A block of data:
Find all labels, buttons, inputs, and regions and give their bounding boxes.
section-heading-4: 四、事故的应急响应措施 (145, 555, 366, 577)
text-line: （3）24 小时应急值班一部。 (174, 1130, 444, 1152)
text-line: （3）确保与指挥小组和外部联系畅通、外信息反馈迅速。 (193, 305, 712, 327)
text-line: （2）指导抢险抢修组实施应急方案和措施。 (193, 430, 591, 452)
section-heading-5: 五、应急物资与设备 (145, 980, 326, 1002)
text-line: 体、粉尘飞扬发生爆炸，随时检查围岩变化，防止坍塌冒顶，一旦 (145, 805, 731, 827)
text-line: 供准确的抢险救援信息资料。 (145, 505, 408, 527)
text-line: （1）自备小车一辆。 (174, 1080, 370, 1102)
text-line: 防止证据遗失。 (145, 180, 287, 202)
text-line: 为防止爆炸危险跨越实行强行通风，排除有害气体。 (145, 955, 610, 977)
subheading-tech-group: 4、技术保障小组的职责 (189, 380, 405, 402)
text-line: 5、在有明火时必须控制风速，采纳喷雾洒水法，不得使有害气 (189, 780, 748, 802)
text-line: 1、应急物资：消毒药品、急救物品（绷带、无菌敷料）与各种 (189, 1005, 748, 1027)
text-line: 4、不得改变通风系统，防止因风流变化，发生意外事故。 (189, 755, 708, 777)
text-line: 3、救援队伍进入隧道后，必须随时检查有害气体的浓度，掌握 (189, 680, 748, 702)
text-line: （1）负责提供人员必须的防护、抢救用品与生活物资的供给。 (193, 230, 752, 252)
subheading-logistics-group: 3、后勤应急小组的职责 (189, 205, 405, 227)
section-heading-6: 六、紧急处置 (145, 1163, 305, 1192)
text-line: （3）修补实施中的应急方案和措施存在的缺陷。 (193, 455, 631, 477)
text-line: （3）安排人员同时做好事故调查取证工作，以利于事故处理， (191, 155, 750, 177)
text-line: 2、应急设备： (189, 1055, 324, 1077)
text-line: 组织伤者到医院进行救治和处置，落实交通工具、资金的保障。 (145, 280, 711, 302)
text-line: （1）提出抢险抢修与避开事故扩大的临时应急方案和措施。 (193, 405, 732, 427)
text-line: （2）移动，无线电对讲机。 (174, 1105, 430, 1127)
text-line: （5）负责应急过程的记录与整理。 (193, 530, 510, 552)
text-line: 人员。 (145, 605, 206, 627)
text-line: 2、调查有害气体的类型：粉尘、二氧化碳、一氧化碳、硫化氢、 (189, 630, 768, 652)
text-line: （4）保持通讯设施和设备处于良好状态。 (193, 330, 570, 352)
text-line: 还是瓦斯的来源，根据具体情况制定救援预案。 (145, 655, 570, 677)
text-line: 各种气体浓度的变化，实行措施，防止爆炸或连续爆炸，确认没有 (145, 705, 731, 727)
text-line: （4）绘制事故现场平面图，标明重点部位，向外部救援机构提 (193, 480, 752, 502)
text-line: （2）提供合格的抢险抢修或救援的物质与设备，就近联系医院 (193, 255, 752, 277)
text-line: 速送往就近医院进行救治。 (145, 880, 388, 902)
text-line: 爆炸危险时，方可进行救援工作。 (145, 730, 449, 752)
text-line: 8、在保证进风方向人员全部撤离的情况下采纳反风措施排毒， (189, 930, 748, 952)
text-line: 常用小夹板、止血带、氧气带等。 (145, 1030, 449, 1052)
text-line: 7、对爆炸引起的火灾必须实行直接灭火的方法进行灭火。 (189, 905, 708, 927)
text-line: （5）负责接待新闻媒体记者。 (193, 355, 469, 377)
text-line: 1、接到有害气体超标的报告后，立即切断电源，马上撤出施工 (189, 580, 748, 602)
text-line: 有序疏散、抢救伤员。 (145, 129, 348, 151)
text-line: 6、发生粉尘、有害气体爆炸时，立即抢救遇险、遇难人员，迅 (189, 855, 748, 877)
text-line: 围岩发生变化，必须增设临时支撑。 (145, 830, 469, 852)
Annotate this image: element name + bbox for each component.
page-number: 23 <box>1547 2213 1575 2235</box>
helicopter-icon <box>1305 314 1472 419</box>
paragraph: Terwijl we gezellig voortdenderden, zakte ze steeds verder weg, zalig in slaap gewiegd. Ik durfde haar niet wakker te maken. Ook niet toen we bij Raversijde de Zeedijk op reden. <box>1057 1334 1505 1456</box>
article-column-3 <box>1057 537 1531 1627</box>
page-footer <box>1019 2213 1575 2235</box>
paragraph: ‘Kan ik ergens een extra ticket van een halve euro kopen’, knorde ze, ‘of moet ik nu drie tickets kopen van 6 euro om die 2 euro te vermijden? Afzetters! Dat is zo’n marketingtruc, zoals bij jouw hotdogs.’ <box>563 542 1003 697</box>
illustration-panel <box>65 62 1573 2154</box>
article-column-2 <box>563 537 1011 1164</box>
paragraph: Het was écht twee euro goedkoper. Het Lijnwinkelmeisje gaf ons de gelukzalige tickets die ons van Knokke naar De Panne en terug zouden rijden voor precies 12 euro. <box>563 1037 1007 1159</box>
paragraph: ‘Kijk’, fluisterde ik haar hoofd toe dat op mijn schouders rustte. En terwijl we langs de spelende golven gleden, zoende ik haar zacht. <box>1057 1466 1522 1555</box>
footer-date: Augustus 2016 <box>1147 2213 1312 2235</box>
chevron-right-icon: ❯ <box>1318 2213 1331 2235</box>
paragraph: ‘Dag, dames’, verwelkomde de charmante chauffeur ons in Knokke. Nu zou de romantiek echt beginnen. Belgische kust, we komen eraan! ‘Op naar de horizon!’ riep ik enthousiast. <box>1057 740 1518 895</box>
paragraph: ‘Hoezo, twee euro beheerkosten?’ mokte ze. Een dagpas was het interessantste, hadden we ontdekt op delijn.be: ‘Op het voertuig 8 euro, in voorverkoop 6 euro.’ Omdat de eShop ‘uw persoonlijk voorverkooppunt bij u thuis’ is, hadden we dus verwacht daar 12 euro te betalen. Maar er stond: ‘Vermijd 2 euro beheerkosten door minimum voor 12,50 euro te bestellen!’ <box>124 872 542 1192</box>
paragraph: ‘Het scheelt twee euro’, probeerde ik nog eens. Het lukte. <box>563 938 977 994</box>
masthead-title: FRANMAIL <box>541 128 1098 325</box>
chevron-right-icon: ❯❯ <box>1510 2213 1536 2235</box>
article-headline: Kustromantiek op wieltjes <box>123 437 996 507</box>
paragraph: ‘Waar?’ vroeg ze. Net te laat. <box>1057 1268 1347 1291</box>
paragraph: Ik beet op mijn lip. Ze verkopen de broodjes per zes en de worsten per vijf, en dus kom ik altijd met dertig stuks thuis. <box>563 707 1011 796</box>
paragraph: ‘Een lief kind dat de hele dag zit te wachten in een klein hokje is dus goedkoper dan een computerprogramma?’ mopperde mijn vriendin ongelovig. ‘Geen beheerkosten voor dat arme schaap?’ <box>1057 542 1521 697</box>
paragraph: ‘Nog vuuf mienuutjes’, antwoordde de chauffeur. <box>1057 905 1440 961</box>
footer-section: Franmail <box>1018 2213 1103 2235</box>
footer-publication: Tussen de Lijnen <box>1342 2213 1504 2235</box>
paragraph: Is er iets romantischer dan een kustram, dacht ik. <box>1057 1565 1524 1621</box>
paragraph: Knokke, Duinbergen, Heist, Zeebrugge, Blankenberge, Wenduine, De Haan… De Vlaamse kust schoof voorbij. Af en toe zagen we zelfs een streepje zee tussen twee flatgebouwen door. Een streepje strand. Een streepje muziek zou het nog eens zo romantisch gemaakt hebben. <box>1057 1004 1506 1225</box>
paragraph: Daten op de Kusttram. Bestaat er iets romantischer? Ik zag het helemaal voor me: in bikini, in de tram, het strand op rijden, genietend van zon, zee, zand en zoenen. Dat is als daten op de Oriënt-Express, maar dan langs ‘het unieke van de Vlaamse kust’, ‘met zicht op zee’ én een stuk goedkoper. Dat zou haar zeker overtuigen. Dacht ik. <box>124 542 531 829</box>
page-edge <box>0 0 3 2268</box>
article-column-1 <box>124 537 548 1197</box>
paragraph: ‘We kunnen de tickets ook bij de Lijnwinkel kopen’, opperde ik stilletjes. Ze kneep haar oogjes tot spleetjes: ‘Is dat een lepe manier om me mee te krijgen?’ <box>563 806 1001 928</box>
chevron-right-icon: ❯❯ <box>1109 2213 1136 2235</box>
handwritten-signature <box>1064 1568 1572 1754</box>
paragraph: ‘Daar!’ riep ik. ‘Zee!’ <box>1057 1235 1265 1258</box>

[Goal of the exercise] Starting at the beginning of the records and ending at the line that contains "text-line: 1、接到有害气体超标的报告后，立即切断电源，马上撤出施工 (189, 580, 748, 602)", turn each line into a row of a Markdown table with the columns No. and Line, leaving out any blank lines.

[Problem solution]
| No. | Line |
|---|---|
| 1 | Find all labels, buttons, inputs, and regions and give their bounding boxes. |
| 2 | section-heading-4: 四、事故的应急响应措施 (145, 555, 366, 577) |
| 3 | text-line: （3）24 小时应急值班一部。 (174, 1130, 444, 1152) |
| 4 | text-line: （3）确保与指挥小组和外部联系畅通、外信息反馈迅速。 (193, 305, 712, 327) |
| 5 | text-line: （2）指导抢险抢修组实施应急方案和措施。 (193, 430, 591, 452) |
| 6 | section-heading-5: 五、应急物资与设备 (145, 980, 326, 1002) |
| 7 | text-line: 体、粉尘飞扬发生爆炸，随时检查围岩变化，防止坍塌冒顶，一旦 (145, 805, 731, 827) |
| 8 | text-line: 供准确的抢险救援信息资料。 (145, 505, 408, 527) |
| 9 | text-line: （1）自备小车一辆。 (174, 1080, 370, 1102) |
| 10 | text-line: 防止证据遗失。 (145, 180, 287, 202) |
| 11 | text-line: 为防止爆炸危险跨越实行强行通风，排除有害气体。 (145, 955, 610, 977) |
| 12 | subheading-tech-group: 4、技术保障小组的职责 (189, 380, 405, 402) |
| 13 | text-line: 5、在有明火时必须控制风速，采纳喷雾洒水法，不得使有害气 (189, 780, 748, 802) |
| 14 | text-line: 1、应急物资：消毒药品、急救物品（绷带、无菌敷料）与各种 (189, 1005, 748, 1027) |
| 15 | text-line: 4、不得改变通风系统，防止因风流变化，发生意外事故。 (189, 755, 708, 777) |
| 16 | text-line: 3、救援队伍进入隧道后，必须随时检查有害气体的浓度，掌握 (189, 680, 748, 702) |
| 17 | text-line: （1）负责提供人员必须的防护、抢救用品与生活物资的供给。 (193, 230, 752, 252) |
| 18 | subheading-logistics-group: 3、后勤应急小组的职责 (189, 205, 405, 227) |
| 19 | section-heading-6: 六、紧急处置 (145, 1163, 305, 1192) |
| 20 | text-line: （3）修补实施中的应急方案和措施存在的缺陷。 (193, 455, 631, 477) |
| 21 | text-line: （3）安排人员同时做好事故调查取证工作，以利于事故处理， (191, 155, 750, 177) |
| 22 | text-line: 2、应急设备： (189, 1055, 324, 1077) |
| 23 | text-line: 组织伤者到医院进行救治和处置，落实交通工具、资金的保障。 (145, 280, 711, 302) |
| 24 | text-line: （1）提出抢险抢修与避开事故扩大的临时应急方案和措施。 (193, 405, 732, 427) |
| 25 | text-line: （2）移动，无线电对讲机。 (174, 1105, 430, 1127) |
| 26 | text-line: （5）负责应急过程的记录与整理。 (193, 530, 510, 552) |
| 27 | text-line: 人员。 (145, 605, 206, 627) |
| 28 | text-line: 2、调查有害气体的类型：粉尘、二氧化碳、一氧化碳、硫化氢、 (189, 630, 768, 652) |
| 29 | text-line: （4）保持通讯设施和设备处于良好状态。 (193, 330, 570, 352) |
| 30 | text-line: 还是瓦斯的来源，根据具体情况制定救援预案。 (145, 655, 570, 677) |
| 31 | text-line: 各种气体浓度的变化，实行措施，防止爆炸或连续爆炸，确认没有 (145, 705, 731, 727) |
| 32 | text-line: （4）绘制事故现场平面图，标明重点部位，向外部救援机构提 (193, 480, 752, 502) |
| 33 | text-line: （2）提供合格的抢险抢修或救援的物质与设备，就近联系医院 (193, 255, 752, 277) |
| 34 | text-line: 速送往就近医院进行救治。 (145, 880, 388, 902) |
| 35 | text-line: 爆炸危险时，方可进行救援工作。 (145, 730, 449, 752) |
| 36 | text-line: 8、在保证进风方向人员全部撤离的情况下采纳反风措施排毒， (189, 930, 748, 952) |
| 37 | text-line: 常用小夹板、止血带、氧气带等。 (145, 1030, 449, 1052) |
| 38 | text-line: 7、对爆炸引起的火灾必须实行直接灭火的方法进行灭火。 (189, 905, 708, 927) |
| 39 | text-line: （5）负责接待新闻媒体记者。 (193, 355, 469, 377) |
| 40 | text-line: 1、接到有害气体超标的报告后，立即切断电源，马上撤出施工 (189, 580, 748, 602) |